[WRITTEN TASK]
Please list all lines of the material below in which the string "hour" occurs.

(Extracts from a graphics dataset)
---

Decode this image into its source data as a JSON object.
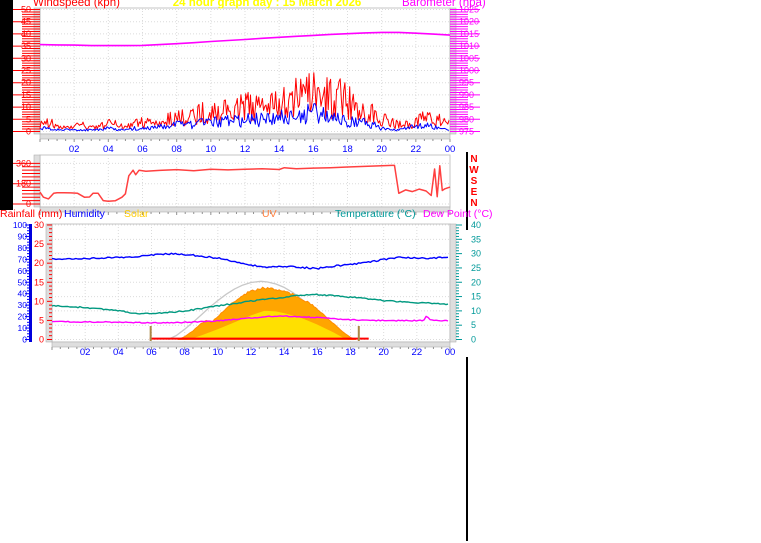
{
  "title": {
    "text": "24 hour graph day : 15 March 2026",
    "color": "#FFFF00"
  },
  "top_chart": {
    "left_label": "Windspeed (kph)",
    "left_label_color": "#FF0000",
    "right_label": "Barometer (hpa)",
    "right_label_color": "#FF00FF"
  },
  "legend_row": [
    {
      "text": "Rainfall (mm)",
      "color": "#FF0000"
    },
    {
      "text": "Humidity",
      "color": "#0000FF"
    },
    {
      "text": "Solar",
      "color": "#FFCC00"
    },
    {
      "text": "UV",
      "color": "#FF8040"
    },
    {
      "text": "Temperature (°C)",
      "color": "#009999"
    },
    {
      "text": "Dew Point (°C)",
      "color": "#FF00FF"
    }
  ],
  "x_tick_labels": [
    "02",
    "04",
    "06",
    "08",
    "10",
    "12",
    "14",
    "16",
    "18",
    "20",
    "22",
    "00"
  ],
  "chart_data": [
    {
      "type": "line",
      "title": "24 hour graph day : 15 March 2026",
      "x_axis": {
        "min": 0,
        "max": 24,
        "label_step": 2,
        "minor_step": 0.5,
        "color": "#0000FF"
      },
      "left_axis": {
        "label": "Windspeed (kph)",
        "min": 0,
        "max": 50,
        "step": 5,
        "minor_step": 1,
        "color": "#FF0000"
      },
      "right_axis": {
        "label": "Barometer (hpa)",
        "min": 975,
        "max": 1025,
        "step": 5,
        "minor_step": 1,
        "color": "#FF00FF"
      },
      "series": [
        {
          "name": "wind-gust",
          "axis": "left",
          "color": "#FF0000",
          "style": "spiky",
          "x_start": 0,
          "x_step": 0.5,
          "values": [
            4,
            6,
            3,
            2,
            3,
            4,
            2,
            3,
            5,
            4,
            3,
            5,
            6,
            5,
            6,
            7,
            8,
            9,
            10,
            11,
            12,
            12,
            13,
            14,
            15,
            14,
            16,
            15,
            17,
            18,
            20,
            22,
            23,
            22,
            21,
            20,
            18,
            16,
            14,
            11,
            8,
            6,
            4,
            4,
            5,
            9,
            8,
            6,
            5
          ]
        },
        {
          "name": "wind-speed",
          "axis": "left",
          "color": "#0000FF",
          "style": "spiky",
          "x_start": 0,
          "x_step": 0.5,
          "values": [
            2,
            2,
            1,
            1,
            1,
            1,
            1,
            1,
            2,
            1,
            1,
            2,
            2,
            2,
            3,
            3,
            4,
            4,
            4,
            5,
            5,
            6,
            6,
            6,
            7,
            7,
            7,
            8,
            8,
            9,
            9,
            10,
            11,
            10,
            9,
            8,
            7,
            6,
            5,
            4,
            2,
            1,
            1,
            2,
            3,
            4,
            3,
            2,
            2
          ]
        },
        {
          "name": "barometer",
          "axis": "right",
          "color": "#FF00FF",
          "style": "line",
          "width": 1.6,
          "x_start": 0,
          "x_step": 1,
          "values": [
            1010.6,
            1010.5,
            1010.4,
            1010.2,
            1010.2,
            1010.2,
            1010.3,
            1010.6,
            1011.0,
            1011.4,
            1011.9,
            1012.3,
            1012.7,
            1013.2,
            1013.6,
            1014.0,
            1014.4,
            1014.8,
            1015.1,
            1015.4,
            1015.6,
            1015.6,
            1015.3,
            1014.9,
            1014.5
          ]
        }
      ]
    },
    {
      "type": "line",
      "name": "wind-direction",
      "x_axis": {
        "min": 0,
        "max": 24,
        "minor_step": 0.5,
        "color": "#0000FF"
      },
      "left_axis": {
        "min": 0,
        "max": 360,
        "step": 180,
        "minor_step": 30,
        "color": "#FF0000"
      },
      "compass_letters": {
        "letters": [
          "N",
          "W",
          "S",
          "E",
          "N"
        ],
        "color": "#FF0000"
      },
      "series": [
        {
          "name": "wind-bearing",
          "color": "#FF4040",
          "style": "line",
          "width": 1.5,
          "x": [
            0,
            0.2,
            0.5,
            0.8,
            1.0,
            1.4,
            1.8,
            2.2,
            2.6,
            2.9,
            3.1,
            3.4,
            3.7,
            4.0,
            4.4,
            4.8,
            5.0,
            5.2,
            5.45,
            5.6,
            5.8,
            6.2,
            7,
            8,
            9,
            10,
            11,
            12,
            13,
            14,
            14.3,
            15,
            16,
            17,
            18,
            19,
            20,
            20.6,
            20.75,
            21,
            21.4,
            21.8,
            22.2,
            22.6,
            22.9,
            23.1,
            23.25,
            23.4,
            23.55,
            23.7,
            24
          ],
          "values": [
            105,
            60,
            45,
            95,
            100,
            100,
            98,
            95,
            60,
            62,
            95,
            95,
            30,
            25,
            28,
            60,
            90,
            250,
            300,
            260,
            300,
            290,
            298,
            305,
            295,
            308,
            302,
            308,
            312,
            306,
            322,
            312,
            318,
            322,
            328,
            333,
            340,
            342,
            342,
            95,
            125,
            110,
            132,
            115,
            75,
            310,
            65,
            340,
            120,
            135,
            150
          ]
        }
      ]
    },
    {
      "type": "line",
      "x_axis": {
        "min": 0,
        "max": 24,
        "label_step": 2,
        "minor_step": 0.5,
        "color": "#0000FF"
      },
      "axes": {
        "humidity": {
          "label": "Humidity",
          "side": "left",
          "min": 0,
          "max": 100,
          "step": 10,
          "color": "#0000FF"
        },
        "rainfall": {
          "label": "Rainfall (mm)",
          "side": "left",
          "min": 0,
          "max": 30,
          "step": 5,
          "color": "#FF0000"
        },
        "temperature": {
          "label": "Temperature (°C)",
          "side": "right",
          "min": 0,
          "max": 40,
          "step": 5,
          "color": "#009999"
        },
        "solar": {
          "label": "Solar",
          "min": 0,
          "max": 1000,
          "visible": false
        }
      },
      "sun_markers": {
        "x": [
          5.95,
          18.5
        ],
        "color": "#AA8844"
      },
      "series": [
        {
          "name": "solar-theoretical",
          "axis": "solar",
          "color": "#C8C8C8",
          "style": "line",
          "width": 1.3,
          "x": [
            7.0,
            7.5,
            8,
            8.5,
            9,
            9.5,
            10,
            10.5,
            11,
            11.5,
            12,
            12.6,
            13,
            13.5,
            14,
            14.5,
            15,
            15.5,
            16,
            16.5,
            17,
            17.5,
            18,
            18.2
          ],
          "values": [
            0,
            35,
            90,
            150,
            215,
            280,
            340,
            395,
            440,
            475,
            498,
            508,
            502,
            485,
            455,
            412,
            358,
            295,
            225,
            152,
            82,
            28,
            2,
            0
          ]
        },
        {
          "name": "solar-radiation",
          "axis": "solar",
          "color": "#FFA500",
          "style": "area",
          "stroke": "#FF8C00",
          "jitter_mult": 0.05,
          "x": [
            7.6,
            8,
            8.5,
            9,
            9.3,
            9.6,
            10,
            10.4,
            10.8,
            11.2,
            11.6,
            12,
            12.4,
            12.8,
            13.2,
            13.6,
            14,
            14.4,
            14.8,
            15.2,
            15.6,
            16,
            16.4,
            16.8,
            17.2,
            17.6,
            18,
            18.3
          ],
          "values": [
            0,
            25,
            75,
            140,
            165,
            150,
            200,
            255,
            310,
            355,
            395,
            420,
            440,
            450,
            445,
            430,
            418,
            400,
            375,
            345,
            310,
            265,
            215,
            160,
            110,
            60,
            18,
            0
          ]
        },
        {
          "name": "solar-inner",
          "axis": "solar",
          "color": "#FFE000",
          "style": "area",
          "stroke": "#FFA500",
          "x": [
            8.2,
            9,
            10,
            11,
            12,
            12.8,
            13.5,
            14,
            15,
            16,
            17,
            17.8
          ],
          "values": [
            0,
            40,
            95,
            155,
            215,
            255,
            250,
            235,
            195,
            135,
            65,
            0
          ]
        },
        {
          "name": "uv-index",
          "axis": "temperature",
          "color": "#FF0000",
          "style": "line",
          "width": 2,
          "x": [
            5.9,
            19.1
          ],
          "values": [
            0.3,
            0.3
          ]
        },
        {
          "name": "humidity",
          "axis": "humidity",
          "color": "#0000FF",
          "style": "wiggle",
          "width": 1.4,
          "jitter": 0.7,
          "x_start": 0,
          "x_step": 1,
          "values": [
            70,
            70,
            71,
            71,
            72,
            72,
            74,
            75,
            74,
            73,
            71,
            68,
            65,
            63,
            64,
            63,
            62,
            64,
            66,
            67,
            70,
            72,
            71,
            71,
            72
          ]
        },
        {
          "name": "temperature",
          "axis": "temperature",
          "color": "#009980",
          "style": "wiggle",
          "width": 1.4,
          "jitter": 0.22,
          "x_start": 0,
          "x_step": 1,
          "values": [
            11.8,
            11.5,
            11.2,
            10.6,
            10.1,
            9.2,
            9.0,
            9.4,
            10.0,
            10.8,
            11.8,
            12.6,
            13.4,
            14.1,
            14.8,
            15.5,
            15.7,
            15.3,
            14.8,
            14.2,
            13.6,
            13.2,
            12.9,
            12.6,
            12.3
          ]
        },
        {
          "name": "dew-point",
          "axis": "temperature",
          "color": "#FF00FF",
          "style": "wiggle",
          "width": 1.4,
          "jitter": 0.18,
          "x": [
            0,
            1,
            2,
            3,
            4,
            5,
            6,
            7,
            8,
            9,
            10,
            11,
            12,
            13,
            14,
            15,
            16,
            17,
            18,
            19,
            20,
            21,
            22,
            22.4,
            22.6,
            22.8,
            23,
            24
          ],
          "values": [
            6.3,
            6.2,
            6.2,
            6.1,
            6.0,
            5.9,
            5.8,
            5.9,
            6.0,
            6.2,
            6.6,
            7.0,
            7.5,
            8.0,
            8.2,
            8.0,
            7.6,
            7.2,
            6.9,
            6.7,
            6.6,
            6.6,
            6.6,
            6.7,
            8.3,
            6.8,
            6.7,
            6.6
          ]
        }
      ]
    }
  ]
}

---

[COMPLETE RESPONSE]
    "text": "24 hour graph day : 15 March 2026",
      "title": "24 hour graph day : 15 March 2026",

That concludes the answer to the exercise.